> **Task goal**: Write out all of the entries that follow, word for word, but skip the pictures.

-- -- --

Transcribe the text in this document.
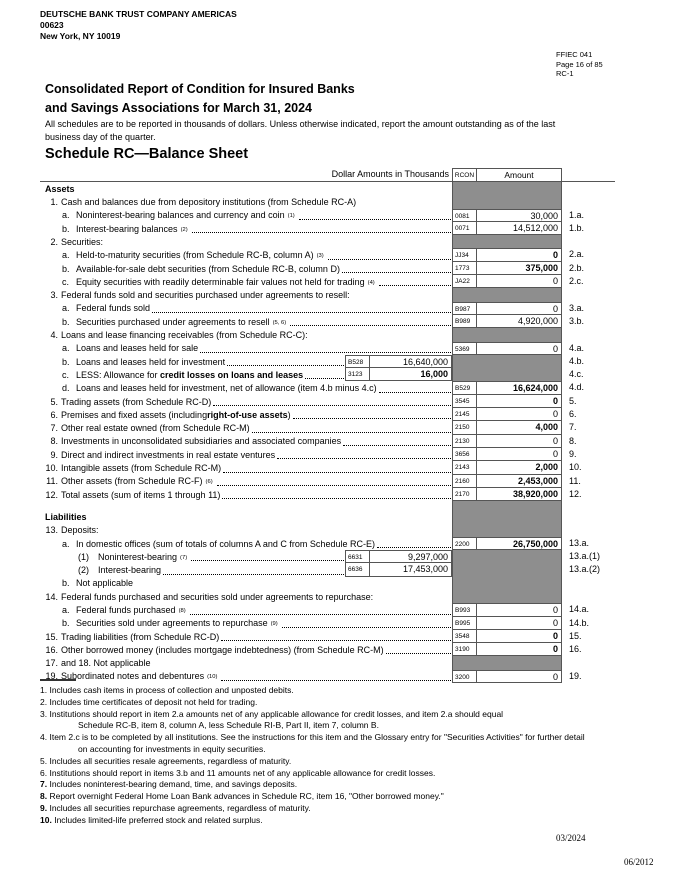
DEUTSCHE BANK TRUST COMPANY AMERICAS
00623
New York, NY 10019
FFIEC 041
Page 16 of 85
RC-1
Consolidated Report of Condition for Insured Banks
and Savings Associations for March 31, 2024
All schedules are to be reported in thousands of dollars. Unless otherwise indicated, report the amount outstanding as of the last business day of the quarter.
Schedule RC—Balance Sheet
Dollar Amounts in Thousands RCON	Amount
Assets
1. Cash and balances due from depository institutions (from Schedule RC-A)
a. Noninterest-bearing balances and currency and coin (1)	0081	30,000	1.a.
b. Interest-bearing balances (2)	0071	14,512,000	1.b.
2. Securities:
a. Held-to-maturity securities (from Schedule RC-B, column A) (3)	JJ34	0	2.a.
b. Available-for-sale debt securities (from Schedule RC-B, column D)	1773	375,000	2.b.
c. Equity securities with readily determinable fair values not held for trading (4)	JA22	0	2.c.
3. Federal funds sold and securities purchased under agreements to resell:
a. Federal funds sold	B987	0	3.a.
b. Securities purchased under agreements to resell (5, 6)	B989	4,920,000	3.b.
4. Loans and lease financing receivables (from Schedule RC-C):
a. Loans and leases held for sale	5369	0	4.a.
b. Loans and leases held for investment	B528	16,640,000	4.b.
c. LESS: Allowance for credit losses on loans and leases	3123	16,000	4.c.
d. Loans and leases held for investment, net of allowance (item 4.b minus 4.c)	B529	16,624,000	4.d.
5. Trading assets (from Schedule RC-D)	3545	0	5.
6. Premises and fixed assets (includingright-of-use assets)	2145	0	6.
7. Other real estate owned (from Schedule RC-M)	2150	4,000	7.
8. Investments in unconsolidated subsidiaries and associated companies	2130	0	8.
9. Direct and indirect investments in real estate ventures	3656	0	9.
10. Intangible assets (from Schedule RC-M)	2143	2,000	10.
11. Other assets (from Schedule RC-F) (6)	2160	2,453,000	11.
12. Total assets (sum of items 1 through 11)	2170	38,920,000	12.
Liabilities
13. Deposits:
a. In domestic offices (sum of totals of columns A and C from Schedule RC-E)	2200	26,750,000	13.a.
(1)	Noninterest-bearing (7)	6631	9,297,000	13.a.(1)
(2)	Interest-bearing	6636	17,453,000	13.a.(2)
b. Not applicable
14. Federal funds purchased and securities sold under agreements to repurchase:
a. Federal funds purchased (8)	B993	0	14.a.
b. Securities sold under agreements to repurchase (9)	B995	0	14.b.
15. Trading liabilities (from Schedule RC-D)	3548	0	15.
16. Other borrowed money (includes mortgage indebtedness) (from Schedule RC-M)	3190	0	16.
17. and 18. Not applicable
19. Subordinated notes and debentures (10)	3200	0	19.
1. Includes cash items in process of collection and unposted debits.
2. Includes time certificates of deposit not held for trading.
3. Institutions should report in item 2.a amounts net of any applicable allowance for credit losses, and item 2.a should equal
Schedule RC-B, item 8, column A, less Schedule RI-B, Part II, item 7, column B.
4. Item 2.c is to be completed by all institutions. See the instructions for this item and the Glossary entry for "Securities Activities" for further detail
on accounting for investments in equity securities.
5. Includes all securities resale agreements, regardless of maturity.
6. Institutions should report in items 3.b and 11 amounts net of any applicable allowance for credit losses.
7. Includes noninterest-bearing demand, time, and savings deposits.
8. Report overnight Federal Home Loan Bank advances in Schedule RC, item 16, "Other borrowed money."
9. Includes all securities repurchase agreements, regardless of maturity.
10. Includes limited-life preferred stock and related surplus.
03/2024
06/2012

-- -- --

> **Written answer**:
Transcribe the text in this document.
DEUTSCHE BANK TRUST COMPANY AMERICAS
00623
New York, NY 10019
FFIEC 041
Page 16 of 85
RC-1
Consolidated Report of Condition for Insured Banks
and Savings Associations for March 31, 2024
All schedules are to be reported in thousands of dollars. Unless otherwise indicated, report the amount outstanding as of the last business day of the quarter.
Schedule RC—Balance Sheet
Dollar Amounts in Thousands RCON	Amount
Assets
1. Cash and balances due from depository institutions (from Schedule RC-A)
a. Noninterest-bearing balances and currency and coin (1)	0081	30,000	1.a.
b. Interest-bearing balances (2)	0071	14,512,000	1.b.
2. Securities:
a. Held-to-maturity securities (from Schedule RC-B, column A) (3)	JJ34	0	2.a.
b. Available-for-sale debt securities (from Schedule RC-B, column D)	1773	375,000	2.b.
c. Equity securities with readily determinable fair values not held for trading (4)	JA22	0	2.c.
3. Federal funds sold and securities purchased under agreements to resell:
a. Federal funds sold	B987	0	3.a.
b. Securities purchased under agreements to resell (5, 6)	B989	4,920,000	3.b.
4. Loans and lease financing receivables (from Schedule RC-C):
a. Loans and leases held for sale	5369	0	4.a.
b. Loans and leases held for investment	B528	16,640,000	4.b.
c. LESS: Allowance for credit losses on loans and leases	3123	16,000	4.c.
d. Loans and leases held for investment, net of allowance (item 4.b minus 4.c)	B529	16,624,000	4.d.
5. Trading assets (from Schedule RC-D)	3545	0	5.
6. Premises and fixed assets (includingright-of-use assets)	2145	0	6.
7. Other real estate owned (from Schedule RC-M)	2150	4,000	7.
8. Investments in unconsolidated subsidiaries and associated companies	2130	0	8.
9. Direct and indirect investments in real estate ventures	3656	0	9.
10. Intangible assets (from Schedule RC-M)	2143	2,000	10.
11. Other assets (from Schedule RC-F) (6)	2160	2,453,000	11.
12. Total assets (sum of items 1 through 11)	2170	38,920,000	12.
Liabilities
13. Deposits:
a. In domestic offices (sum of totals of columns A and C from Schedule RC-E)	2200	26,750,000	13.a.
(1)	Noninterest-bearing (7)	6631	9,297,000	13.a.(1)
(2)	Interest-bearing	6636	17,453,000	13.a.(2)
b. Not applicable
14. Federal funds purchased and securities sold under agreements to repurchase:
a. Federal funds purchased (8)	B993	0	14.a.
b. Securities sold under agreements to repurchase (9)	B995	0	14.b.
15. Trading liabilities (from Schedule RC-D)	3548	0	15.
16. Other borrowed money (includes mortgage indebtedness) (from Schedule RC-M)	3190	0	16.
17. and 18. Not applicable
19. Subordinated notes and debentures (10)	3200	0	19.
1. Includes cash items in process of collection and unposted debits.
2. Includes time certificates of deposit not held for trading.
3. Institutions should report in item 2.a amounts net of any applicable allowance for credit losses, and item 2.a should equal
Schedule RC-B, item 8, column A, less Schedule RI-B, Part II, item 7, column B.
4. Item 2.c is to be completed by all institutions. See the instructions for this item and the Glossary entry for "Securities Activities" for further detail
on accounting for investments in equity securities.
5. Includes all securities resale agreements, regardless of maturity.
6. Institutions should report in items 3.b and 11 amounts net of any applicable allowance for credit losses.
7. Includes noninterest-bearing demand, time, and savings deposits.
8. Report overnight Federal Home Loan Bank advances in Schedule RC, item 16, "Other borrowed money."
9. Includes all securities repurchase agreements, regardless of maturity.
10. Includes limited-life preferred stock and related surplus.
03/2024
06/2012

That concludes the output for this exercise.